TASK BRIEF |
Make an exact copy of the listing below.
==========
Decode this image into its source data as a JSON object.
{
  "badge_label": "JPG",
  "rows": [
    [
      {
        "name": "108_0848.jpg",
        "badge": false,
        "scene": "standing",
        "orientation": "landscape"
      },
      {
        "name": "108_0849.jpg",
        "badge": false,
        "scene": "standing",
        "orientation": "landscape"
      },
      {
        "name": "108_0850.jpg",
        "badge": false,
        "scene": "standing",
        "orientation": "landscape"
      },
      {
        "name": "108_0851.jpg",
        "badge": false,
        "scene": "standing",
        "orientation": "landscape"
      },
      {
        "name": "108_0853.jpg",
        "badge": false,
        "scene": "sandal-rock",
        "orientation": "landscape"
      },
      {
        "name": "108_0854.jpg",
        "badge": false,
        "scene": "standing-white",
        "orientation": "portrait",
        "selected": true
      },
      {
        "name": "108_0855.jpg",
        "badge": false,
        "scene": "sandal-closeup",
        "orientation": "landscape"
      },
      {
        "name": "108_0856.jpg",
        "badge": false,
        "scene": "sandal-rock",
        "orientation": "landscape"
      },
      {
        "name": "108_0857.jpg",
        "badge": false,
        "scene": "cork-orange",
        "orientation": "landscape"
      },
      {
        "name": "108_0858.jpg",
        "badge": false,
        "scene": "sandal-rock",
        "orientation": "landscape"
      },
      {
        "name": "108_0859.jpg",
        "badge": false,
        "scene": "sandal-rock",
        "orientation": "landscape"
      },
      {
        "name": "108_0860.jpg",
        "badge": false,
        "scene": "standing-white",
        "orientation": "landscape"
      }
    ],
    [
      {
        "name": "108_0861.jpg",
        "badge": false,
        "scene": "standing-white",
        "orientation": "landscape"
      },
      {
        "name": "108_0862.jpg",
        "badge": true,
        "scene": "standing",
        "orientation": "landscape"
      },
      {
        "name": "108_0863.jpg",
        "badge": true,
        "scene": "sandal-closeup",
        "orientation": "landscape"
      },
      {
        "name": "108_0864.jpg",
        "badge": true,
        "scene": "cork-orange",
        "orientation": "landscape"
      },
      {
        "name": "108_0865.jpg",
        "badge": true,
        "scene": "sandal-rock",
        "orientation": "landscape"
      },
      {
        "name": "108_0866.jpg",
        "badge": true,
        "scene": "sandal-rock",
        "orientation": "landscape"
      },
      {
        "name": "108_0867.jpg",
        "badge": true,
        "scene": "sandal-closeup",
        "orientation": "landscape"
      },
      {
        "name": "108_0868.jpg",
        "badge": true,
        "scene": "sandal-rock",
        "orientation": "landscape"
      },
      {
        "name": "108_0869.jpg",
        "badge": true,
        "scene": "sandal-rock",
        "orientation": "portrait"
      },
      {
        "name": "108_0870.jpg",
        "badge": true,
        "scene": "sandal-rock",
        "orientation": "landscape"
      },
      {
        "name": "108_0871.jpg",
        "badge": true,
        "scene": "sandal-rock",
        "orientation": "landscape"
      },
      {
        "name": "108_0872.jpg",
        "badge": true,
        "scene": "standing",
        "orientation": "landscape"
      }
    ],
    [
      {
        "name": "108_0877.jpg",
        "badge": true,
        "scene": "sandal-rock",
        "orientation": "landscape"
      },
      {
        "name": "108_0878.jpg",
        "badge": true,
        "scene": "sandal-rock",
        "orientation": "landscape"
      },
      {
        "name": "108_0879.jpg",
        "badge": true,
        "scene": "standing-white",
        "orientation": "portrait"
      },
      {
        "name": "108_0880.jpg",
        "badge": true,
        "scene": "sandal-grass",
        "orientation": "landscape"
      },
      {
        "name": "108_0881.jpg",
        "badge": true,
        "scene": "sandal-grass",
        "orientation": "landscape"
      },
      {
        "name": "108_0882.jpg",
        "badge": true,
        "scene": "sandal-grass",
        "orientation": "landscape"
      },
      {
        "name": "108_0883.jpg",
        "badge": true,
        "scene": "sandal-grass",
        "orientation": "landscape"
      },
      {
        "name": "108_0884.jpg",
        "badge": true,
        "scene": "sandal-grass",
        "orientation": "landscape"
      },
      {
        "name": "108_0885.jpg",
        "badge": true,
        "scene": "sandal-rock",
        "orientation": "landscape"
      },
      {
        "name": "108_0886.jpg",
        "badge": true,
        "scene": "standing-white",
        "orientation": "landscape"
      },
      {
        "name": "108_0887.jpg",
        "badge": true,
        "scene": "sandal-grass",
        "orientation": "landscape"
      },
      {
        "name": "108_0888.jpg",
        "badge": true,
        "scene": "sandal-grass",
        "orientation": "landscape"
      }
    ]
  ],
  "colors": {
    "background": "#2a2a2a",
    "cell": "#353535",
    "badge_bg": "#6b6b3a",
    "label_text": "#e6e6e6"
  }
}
==========
OUTPUT FOR THIS TASK |
Decode this image into its source data as a JSON object.
{
  "badge_label": "JPG",
  "rows": [
    [
      {
        "name": "108_0848.jpg",
        "badge": false,
        "scene": "standing",
        "orientation": "landscape"
      },
      {
        "name": "108_0849.jpg",
        "badge": false,
        "scene": "standing",
        "orientation": "landscape"
      },
      {
        "name": "108_0850.jpg",
        "badge": false,
        "scene": "standing",
        "orientation": "landscape"
      },
      {
        "name": "108_0851.jpg",
        "badge": false,
        "scene": "standing",
        "orientation": "landscape"
      },
      {
        "name": "108_0853.jpg",
        "badge": false,
        "scene": "sandal-rock",
        "orientation": "landscape"
      },
      {
        "name": "108_0854.jpg",
        "badge": false,
        "scene": "standing-white",
        "orientation": "portrait",
        "selected": true
      },
      {
        "name": "108_0855.jpg",
        "badge": false,
        "scene": "sandal-closeup",
        "orientation": "landscape"
      },
      {
        "name": "108_0856.jpg",
        "badge": false,
        "scene": "sandal-rock",
        "orientation": "landscape"
      },
      {
        "name": "108_0857.jpg",
        "badge": false,
        "scene": "cork-orange",
        "orientation": "landscape"
      },
      {
        "name": "108_0858.jpg",
        "badge": false,
        "scene": "sandal-rock",
        "orientation": "landscape"
      },
      {
        "name": "108_0859.jpg",
        "badge": false,
        "scene": "sandal-rock",
        "orientation": "landscape"
      },
      {
        "name": "108_0860.jpg",
        "badge": false,
        "scene": "standing-white",
        "orientation": "landscape"
      }
    ],
    [
      {
        "name": "108_0861.jpg",
        "badge": false,
        "scene": "standing-white",
        "orientation": "landscape"
      },
      {
        "name": "108_0862.jpg",
        "badge": true,
        "scene": "standing",
        "orientation": "landscape"
      },
      {
        "name": "108_0863.jpg",
        "badge": true,
        "scene": "sandal-closeup",
        "orientation": "landscape"
      },
      {
        "name": "108_0864.jpg",
        "badge": true,
        "scene": "cork-orange",
        "orientation": "landscape"
      },
      {
        "name": "108_0865.jpg",
        "badge": true,
        "scene": "sandal-rock",
        "orientation": "landscape"
      },
      {
        "name": "108_0866.jpg",
        "badge": true,
        "scene": "sandal-rock",
        "orientation": "landscape"
      },
      {
        "name": "108_0867.jpg",
        "badge": true,
        "scene": "sandal-closeup",
        "orientation": "landscape"
      },
      {
        "name": "108_0868.jpg",
        "badge": true,
        "scene": "sandal-rock",
        "orientation": "landscape"
      },
      {
        "name": "108_0869.jpg",
        "badge": true,
        "scene": "sandal-rock",
        "orientation": "portrait"
      },
      {
        "name": "108_0870.jpg",
        "badge": true,
        "scene": "sandal-rock",
        "orientation": "landscape"
      },
      {
        "name": "108_0871.jpg",
        "badge": true,
        "scene": "sandal-rock",
        "orientation": "landscape"
      },
      {
        "name": "108_0872.jpg",
        "badge": true,
        "scene": "standing",
        "orientation": "landscape"
      }
    ],
    [
      {
        "name": "108_0877.jpg",
        "badge": true,
        "scene": "sandal-rock",
        "orientation": "landscape"
      },
      {
        "name": "108_0878.jpg",
        "badge": true,
        "scene": "sandal-rock",
        "orientation": "landscape"
      },
      {
        "name": "108_0879.jpg",
        "badge": true,
        "scene": "standing-white",
        "orientation": "portrait"
      },
      {
        "name": "108_0880.jpg",
        "badge": true,
        "scene": "sandal-grass",
        "orientation": "landscape"
      },
      {
        "name": "108_0881.jpg",
        "badge": true,
        "scene": "sandal-grass",
        "orientation": "landscape"
      },
      {
        "name": "108_0882.jpg",
        "badge": true,
        "scene": "sandal-grass",
        "orientation": "landscape"
      },
      {
        "name": "108_0883.jpg",
        "badge": true,
        "scene": "sandal-grass",
        "orientation": "landscape"
      },
      {
        "name": "108_0884.jpg",
        "badge": true,
        "scene": "sandal-grass",
        "orientation": "landscape"
      },
      {
        "name": "108_0885.jpg",
        "badge": true,
        "scene": "sandal-rock",
        "orientation": "landscape"
      },
      {
        "name": "108_0886.jpg",
        "badge": true,
        "scene": "standing-white",
        "orientation": "landscape"
      },
      {
        "name": "108_0887.jpg",
        "badge": true,
        "scene": "sandal-grass",
        "orientation": "landscape"
      },
      {
        "name": "108_0888.jpg",
        "badge": true,
        "scene": "sandal-grass",
        "orientation": "landscape"
      }
    ]
  ],
  "colors": {
    "background": "#2a2a2a",
    "cell": "#353535",
    "badge_bg": "#6b6b3a",
    "label_text": "#e6e6e6"
  }
}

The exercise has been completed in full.